- Request
Search the material below for the string "Kraatz" and list each line that holds it.

*** Provided records

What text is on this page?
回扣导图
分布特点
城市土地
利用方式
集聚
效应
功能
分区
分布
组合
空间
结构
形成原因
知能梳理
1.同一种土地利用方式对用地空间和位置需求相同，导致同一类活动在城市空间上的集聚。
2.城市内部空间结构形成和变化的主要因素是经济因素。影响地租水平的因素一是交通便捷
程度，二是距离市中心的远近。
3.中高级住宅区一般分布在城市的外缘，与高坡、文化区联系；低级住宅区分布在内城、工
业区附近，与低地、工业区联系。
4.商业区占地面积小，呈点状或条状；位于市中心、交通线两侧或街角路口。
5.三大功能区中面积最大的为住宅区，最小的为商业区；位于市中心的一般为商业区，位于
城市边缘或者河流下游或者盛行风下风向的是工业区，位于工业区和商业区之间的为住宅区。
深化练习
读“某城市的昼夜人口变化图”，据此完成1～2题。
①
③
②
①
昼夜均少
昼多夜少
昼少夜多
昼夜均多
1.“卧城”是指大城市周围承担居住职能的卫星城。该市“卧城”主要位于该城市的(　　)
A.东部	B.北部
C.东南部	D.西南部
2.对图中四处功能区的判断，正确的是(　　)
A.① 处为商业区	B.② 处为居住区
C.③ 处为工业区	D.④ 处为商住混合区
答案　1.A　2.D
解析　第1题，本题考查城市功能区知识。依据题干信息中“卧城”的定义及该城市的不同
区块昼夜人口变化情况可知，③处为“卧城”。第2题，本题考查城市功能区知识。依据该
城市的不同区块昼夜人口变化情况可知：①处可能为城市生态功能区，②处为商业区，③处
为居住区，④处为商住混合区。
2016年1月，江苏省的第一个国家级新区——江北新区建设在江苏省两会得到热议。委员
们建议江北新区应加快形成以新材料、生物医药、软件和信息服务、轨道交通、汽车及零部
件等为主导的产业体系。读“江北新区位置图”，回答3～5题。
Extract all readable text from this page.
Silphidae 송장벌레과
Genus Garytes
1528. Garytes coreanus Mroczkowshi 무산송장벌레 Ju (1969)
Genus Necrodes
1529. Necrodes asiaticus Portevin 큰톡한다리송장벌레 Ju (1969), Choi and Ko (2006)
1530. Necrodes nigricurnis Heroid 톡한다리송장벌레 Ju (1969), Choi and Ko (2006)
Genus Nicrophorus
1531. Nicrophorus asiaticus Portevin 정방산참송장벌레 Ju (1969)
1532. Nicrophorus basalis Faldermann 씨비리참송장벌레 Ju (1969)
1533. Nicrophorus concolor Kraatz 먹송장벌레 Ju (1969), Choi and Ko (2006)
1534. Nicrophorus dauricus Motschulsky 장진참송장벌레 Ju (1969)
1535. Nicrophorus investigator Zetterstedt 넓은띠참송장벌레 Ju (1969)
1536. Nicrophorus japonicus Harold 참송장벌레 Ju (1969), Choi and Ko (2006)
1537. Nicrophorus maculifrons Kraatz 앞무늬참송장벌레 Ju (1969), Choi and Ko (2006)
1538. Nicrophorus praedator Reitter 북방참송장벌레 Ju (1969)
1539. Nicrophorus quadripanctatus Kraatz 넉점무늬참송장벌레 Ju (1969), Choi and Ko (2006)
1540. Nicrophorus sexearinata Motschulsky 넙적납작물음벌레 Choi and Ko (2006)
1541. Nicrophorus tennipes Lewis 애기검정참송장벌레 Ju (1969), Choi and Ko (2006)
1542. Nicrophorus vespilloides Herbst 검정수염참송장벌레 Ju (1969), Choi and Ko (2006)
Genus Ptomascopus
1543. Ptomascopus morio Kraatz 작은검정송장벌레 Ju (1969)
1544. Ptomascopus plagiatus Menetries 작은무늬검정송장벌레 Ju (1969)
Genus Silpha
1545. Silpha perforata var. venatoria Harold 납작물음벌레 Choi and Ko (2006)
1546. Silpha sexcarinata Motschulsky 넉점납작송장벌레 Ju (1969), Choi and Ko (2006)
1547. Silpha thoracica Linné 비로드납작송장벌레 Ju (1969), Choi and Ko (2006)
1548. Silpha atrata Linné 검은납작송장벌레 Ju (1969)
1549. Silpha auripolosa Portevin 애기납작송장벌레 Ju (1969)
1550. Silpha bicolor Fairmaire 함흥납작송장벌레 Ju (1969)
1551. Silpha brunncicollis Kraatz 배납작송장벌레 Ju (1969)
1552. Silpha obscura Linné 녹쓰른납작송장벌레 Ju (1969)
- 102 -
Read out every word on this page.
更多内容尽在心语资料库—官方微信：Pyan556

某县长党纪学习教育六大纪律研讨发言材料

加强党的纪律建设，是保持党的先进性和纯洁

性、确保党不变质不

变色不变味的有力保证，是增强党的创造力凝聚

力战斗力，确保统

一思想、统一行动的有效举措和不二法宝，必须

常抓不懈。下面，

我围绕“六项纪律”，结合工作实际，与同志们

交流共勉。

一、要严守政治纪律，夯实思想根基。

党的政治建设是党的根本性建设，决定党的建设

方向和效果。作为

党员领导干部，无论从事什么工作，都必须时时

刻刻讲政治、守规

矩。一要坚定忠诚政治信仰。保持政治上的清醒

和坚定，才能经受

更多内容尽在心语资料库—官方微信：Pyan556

******

- Response to the task
1533. Nicrophorus concolor Kraatz 먹송장벌레 Ju (1969), Choi and Ko (2006)
1537. Nicrophorus maculifrons Kraatz 앞무늬참송장벌레 Ju (1969), Choi and Ko (2006)
1539. Nicrophorus quadripanctatus Kraatz 넉점무늬참송장벌레 Ju (1969), Choi and Ko (2006)
1543. Ptomascopus morio Kraatz 작은검정송장벌레 Ju (1969)
1551. Silpha brunncicollis Kraatz 배납작송장벌레 Ju (1969)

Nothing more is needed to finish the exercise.